Output all of the records exactly as written.

Stored data:

+ + + +

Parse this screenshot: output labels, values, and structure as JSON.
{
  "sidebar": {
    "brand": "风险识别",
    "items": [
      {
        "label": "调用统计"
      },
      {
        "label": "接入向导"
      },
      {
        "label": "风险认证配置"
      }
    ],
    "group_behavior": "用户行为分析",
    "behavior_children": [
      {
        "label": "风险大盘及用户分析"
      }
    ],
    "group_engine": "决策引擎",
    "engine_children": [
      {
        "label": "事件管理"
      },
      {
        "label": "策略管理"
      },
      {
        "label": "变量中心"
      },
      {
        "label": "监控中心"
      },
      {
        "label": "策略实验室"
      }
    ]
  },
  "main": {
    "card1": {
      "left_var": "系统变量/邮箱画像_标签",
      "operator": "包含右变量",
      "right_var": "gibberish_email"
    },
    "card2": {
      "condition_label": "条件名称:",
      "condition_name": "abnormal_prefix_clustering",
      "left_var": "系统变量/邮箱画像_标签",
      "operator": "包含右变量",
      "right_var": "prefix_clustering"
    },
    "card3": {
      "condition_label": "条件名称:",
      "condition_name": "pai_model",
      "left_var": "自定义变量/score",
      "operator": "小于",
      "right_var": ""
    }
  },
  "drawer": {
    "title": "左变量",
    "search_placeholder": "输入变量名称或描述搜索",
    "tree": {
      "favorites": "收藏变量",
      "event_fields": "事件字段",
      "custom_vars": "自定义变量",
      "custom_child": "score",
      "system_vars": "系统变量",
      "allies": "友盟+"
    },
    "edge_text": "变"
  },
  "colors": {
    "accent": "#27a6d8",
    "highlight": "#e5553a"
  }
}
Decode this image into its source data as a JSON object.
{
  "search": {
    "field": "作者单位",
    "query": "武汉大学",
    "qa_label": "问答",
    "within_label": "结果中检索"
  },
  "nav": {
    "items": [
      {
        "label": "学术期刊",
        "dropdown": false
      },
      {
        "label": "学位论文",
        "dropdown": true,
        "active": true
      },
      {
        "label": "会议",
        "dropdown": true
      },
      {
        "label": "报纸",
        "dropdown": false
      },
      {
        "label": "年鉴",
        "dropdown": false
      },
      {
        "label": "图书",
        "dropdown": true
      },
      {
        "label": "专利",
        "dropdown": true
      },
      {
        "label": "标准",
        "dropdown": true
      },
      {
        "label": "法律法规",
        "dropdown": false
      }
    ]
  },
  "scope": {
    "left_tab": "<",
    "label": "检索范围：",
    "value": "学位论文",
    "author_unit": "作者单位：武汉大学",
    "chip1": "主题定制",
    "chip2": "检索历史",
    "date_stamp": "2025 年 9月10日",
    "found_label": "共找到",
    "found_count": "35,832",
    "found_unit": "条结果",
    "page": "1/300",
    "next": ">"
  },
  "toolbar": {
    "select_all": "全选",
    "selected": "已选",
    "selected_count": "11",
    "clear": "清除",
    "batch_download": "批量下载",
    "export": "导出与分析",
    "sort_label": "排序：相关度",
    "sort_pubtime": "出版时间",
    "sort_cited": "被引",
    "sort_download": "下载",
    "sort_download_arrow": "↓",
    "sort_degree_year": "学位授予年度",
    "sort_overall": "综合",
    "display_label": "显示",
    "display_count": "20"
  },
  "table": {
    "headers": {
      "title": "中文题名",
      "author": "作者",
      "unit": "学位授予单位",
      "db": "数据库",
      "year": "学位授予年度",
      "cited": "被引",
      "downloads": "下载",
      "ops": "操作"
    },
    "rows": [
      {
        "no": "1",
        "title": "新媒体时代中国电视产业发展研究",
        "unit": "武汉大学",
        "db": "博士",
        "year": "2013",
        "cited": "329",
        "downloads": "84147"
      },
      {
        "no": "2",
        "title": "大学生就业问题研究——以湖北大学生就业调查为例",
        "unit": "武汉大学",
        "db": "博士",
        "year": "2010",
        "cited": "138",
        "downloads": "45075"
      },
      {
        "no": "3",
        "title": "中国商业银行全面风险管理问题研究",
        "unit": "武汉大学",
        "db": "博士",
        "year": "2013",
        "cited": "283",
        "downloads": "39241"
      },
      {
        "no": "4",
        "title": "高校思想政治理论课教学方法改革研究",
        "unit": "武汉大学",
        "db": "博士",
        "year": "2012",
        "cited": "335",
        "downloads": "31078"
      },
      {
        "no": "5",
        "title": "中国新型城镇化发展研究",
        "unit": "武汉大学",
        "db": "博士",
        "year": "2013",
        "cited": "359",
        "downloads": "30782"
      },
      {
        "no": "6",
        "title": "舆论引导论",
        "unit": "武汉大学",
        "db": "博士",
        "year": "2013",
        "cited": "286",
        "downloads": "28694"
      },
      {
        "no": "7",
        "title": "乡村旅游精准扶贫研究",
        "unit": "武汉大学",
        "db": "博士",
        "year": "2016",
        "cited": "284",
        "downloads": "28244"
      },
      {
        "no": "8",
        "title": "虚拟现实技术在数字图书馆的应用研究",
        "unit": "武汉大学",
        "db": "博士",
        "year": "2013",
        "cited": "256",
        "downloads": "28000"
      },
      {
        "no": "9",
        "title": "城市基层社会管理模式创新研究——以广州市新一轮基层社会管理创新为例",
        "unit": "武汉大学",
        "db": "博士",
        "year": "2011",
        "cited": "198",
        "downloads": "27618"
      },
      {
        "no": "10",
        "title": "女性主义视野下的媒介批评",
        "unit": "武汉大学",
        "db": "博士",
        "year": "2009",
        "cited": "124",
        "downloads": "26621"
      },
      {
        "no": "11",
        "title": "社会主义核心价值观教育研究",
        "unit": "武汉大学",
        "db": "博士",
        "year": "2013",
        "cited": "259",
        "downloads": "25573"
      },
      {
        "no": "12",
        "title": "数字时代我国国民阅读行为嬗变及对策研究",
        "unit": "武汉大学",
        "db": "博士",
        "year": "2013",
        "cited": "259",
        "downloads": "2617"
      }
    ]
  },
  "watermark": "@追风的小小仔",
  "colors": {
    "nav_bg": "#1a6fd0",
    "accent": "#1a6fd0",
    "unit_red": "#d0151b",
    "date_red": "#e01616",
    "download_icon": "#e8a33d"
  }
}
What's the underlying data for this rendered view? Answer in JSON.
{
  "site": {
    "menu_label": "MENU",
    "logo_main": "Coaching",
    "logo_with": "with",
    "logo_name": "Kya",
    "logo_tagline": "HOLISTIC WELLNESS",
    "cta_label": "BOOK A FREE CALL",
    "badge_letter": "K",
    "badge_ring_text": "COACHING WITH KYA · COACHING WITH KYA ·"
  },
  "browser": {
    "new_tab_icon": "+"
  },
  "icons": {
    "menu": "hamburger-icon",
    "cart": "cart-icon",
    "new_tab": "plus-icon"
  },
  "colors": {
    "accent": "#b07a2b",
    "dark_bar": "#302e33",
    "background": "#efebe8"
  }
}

+ + + +

▶ [Result for this task]
Parse this screenshot: output labels, values, and structure as JSON.
{
  "sidebar": {
    "brand": "风险识别",
    "items": [
      {
        "label": "调用统计"
      },
      {
        "label": "接入向导"
      },
      {
        "label": "风险认证配置"
      }
    ],
    "group_behavior": "用户行为分析",
    "behavior_children": [
      {
        "label": "风险大盘及用户分析"
      }
    ],
    "group_engine": "决策引擎",
    "engine_children": [
      {
        "label": "事件管理"
      },
      {
        "label": "策略管理"
      },
      {
        "label": "变量中心"
      },
      {
        "label": "监控中心"
      },
      {
        "label": "策略实验室"
      }
    ]
  },
  "main": {
    "card1": {
      "left_var": "系统变量/邮箱画像_标签",
      "operator": "包含右变量",
      "right_var": "gibberish_email"
    },
    "card2": {
      "condition_label": "条件名称:",
      "condition_name": "abnormal_prefix_clustering",
      "left_var": "系统变量/邮箱画像_标签",
      "operator": "包含右变量",
      "right_var": "prefix_clustering"
    },
    "card3": {
      "condition_label": "条件名称:",
      "condition_name": "pai_model",
      "left_var": "自定义变量/score",
      "operator": "小于",
      "right_var": ""
    }
  },
  "drawer": {
    "title": "左变量",
    "search_placeholder": "输入变量名称或描述搜索",
    "tree": {
      "favorites": "收藏变量",
      "event_fields": "事件字段",
      "custom_vars": "自定义变量",
      "custom_child": "score",
      "system_vars": "系统变量",
      "allies": "友盟+"
    },
    "edge_text": "变"
  },
  "colors": {
    "accent": "#27a6d8",
    "highlight": "#e5553a"
  }
}
Decode this image into its source data as a JSON object.
{
  "search": {
    "field": "作者单位",
    "query": "武汉大学",
    "qa_label": "问答",
    "within_label": "结果中检索"
  },
  "nav": {
    "items": [
      {
        "label": "学术期刊",
        "dropdown": false
      },
      {
        "label": "学位论文",
        "dropdown": true,
        "active": true
      },
      {
        "label": "会议",
        "dropdown": true
      },
      {
        "label": "报纸",
        "dropdown": false
      },
      {
        "label": "年鉴",
        "dropdown": false
      },
      {
        "label": "图书",
        "dropdown": true
      },
      {
        "label": "专利",
        "dropdown": true
      },
      {
        "label": "标准",
        "dropdown": true
      },
      {
        "label": "法律法规",
        "dropdown": false
      }
    ]
  },
  "scope": {
    "left_tab": "<",
    "label": "检索范围：",
    "value": "学位论文",
    "author_unit": "作者单位：武汉大学",
    "chip1": "主题定制",
    "chip2": "检索历史",
    "date_stamp": "2025 年 9月10日",
    "found_label": "共找到",
    "found_count": "35,832",
    "found_unit": "条结果",
    "page": "1/300",
    "next": ">"
  },
  "toolbar": {
    "select_all": "全选",
    "selected": "已选",
    "selected_count": "11",
    "clear": "清除",
    "batch_download": "批量下载",
    "export": "导出与分析",
    "sort_label": "排序：相关度",
    "sort_pubtime": "出版时间",
    "sort_cited": "被引",
    "sort_download": "下载",
    "sort_download_arrow": "↓",
    "sort_degree_year": "学位授予年度",
    "sort_overall": "综合",
    "display_label": "显示",
    "display_count": "20"
  },
  "table": {
    "headers": {
      "title": "中文题名",
      "author": "作者",
      "unit": "学位授予单位",
      "db": "数据库",
      "year": "学位授予年度",
      "cited": "被引",
      "downloads": "下载",
      "ops": "操作"
    },
    "rows": [
      {
        "no": "1",
        "title": "新媒体时代中国电视产业发展研究",
        "unit": "武汉大学",
        "db": "博士",
        "year": "2013",
        "cited": "329",
        "downloads": "84147"
      },
      {
        "no": "2",
        "title": "大学生就业问题研究——以湖北大学生就业调查为例",
        "unit": "武汉大学",
        "db": "博士",
        "year": "2010",
        "cited": "138",
        "downloads": "45075"
      },
      {
        "no": "3",
        "title": "中国商业银行全面风险管理问题研究",
        "unit": "武汉大学",
        "db": "博士",
        "year": "2013",
        "cited": "283",
        "downloads": "39241"
      },
      {
        "no": "4",
        "title": "高校思想政治理论课教学方法改革研究",
        "unit": "武汉大学",
        "db": "博士",
        "year": "2012",
        "cited": "335",
        "downloads": "31078"
      },
      {
        "no": "5",
        "title": "中国新型城镇化发展研究",
        "unit": "武汉大学",
        "db": "博士",
        "year": "2013",
        "cited": "359",
        "downloads": "30782"
      },
      {
        "no": "6",
        "title": "舆论引导论",
        "unit": "武汉大学",
        "db": "博士",
        "year": "2013",
        "cited": "286",
        "downloads": "28694"
      },
      {
        "no": "7",
        "title": "乡村旅游精准扶贫研究",
        "unit": "武汉大学",
        "db": "博士",
        "year": "2016",
        "cited": "284",
        "downloads": "28244"
      },
      {
        "no": "8",
        "title": "虚拟现实技术在数字图书馆的应用研究",
        "unit": "武汉大学",
        "db": "博士",
        "year": "2013",
        "cited": "256",
        "downloads": "28000"
      },
      {
        "no": "9",
        "title": "城市基层社会管理模式创新研究——以广州市新一轮基层社会管理创新为例",
        "unit": "武汉大学",
        "db": "博士",
        "year": "2011",
        "cited": "198",
        "downloads": "27618"
      },
      {
        "no": "10",
        "title": "女性主义视野下的媒介批评",
        "unit": "武汉大学",
        "db": "博士",
        "year": "2009",
        "cited": "124",
        "downloads": "26621"
      },
      {
        "no": "11",
        "title": "社会主义核心价值观教育研究",
        "unit": "武汉大学",
        "db": "博士",
        "year": "2013",
        "cited": "259",
        "downloads": "25573"
      },
      {
        "no": "12",
        "title": "数字时代我国国民阅读行为嬗变及对策研究",
        "unit": "武汉大学",
        "db": "博士",
        "year": "2013",
        "cited": "259",
        "downloads": "2617"
      }
    ]
  },
  "watermark": "@追风的小小仔",
  "colors": {
    "nav_bg": "#1a6fd0",
    "accent": "#1a6fd0",
    "unit_red": "#d0151b",
    "date_red": "#e01616",
    "download_icon": "#e8a33d"
  }
}
What's the underlying data for this rendered view? Answer in JSON.
{
  "site": {
    "menu_label": "MENU",
    "logo_main": "Coaching",
    "logo_with": "with",
    "logo_name": "Kya",
    "logo_tagline": "HOLISTIC WELLNESS",
    "cta_label": "BOOK A FREE CALL",
    "badge_letter": "K",
    "badge_ring_text": "COACHING WITH KYA · COACHING WITH KYA ·"
  },
  "browser": {
    "new_tab_icon": "+"
  },
  "icons": {
    "menu": "hamburger-icon",
    "cart": "cart-icon",
    "new_tab": "plus-icon"
  },
  "colors": {
    "accent": "#b07a2b",
    "dark_bar": "#302e33",
    "background": "#efebe8"
  }
}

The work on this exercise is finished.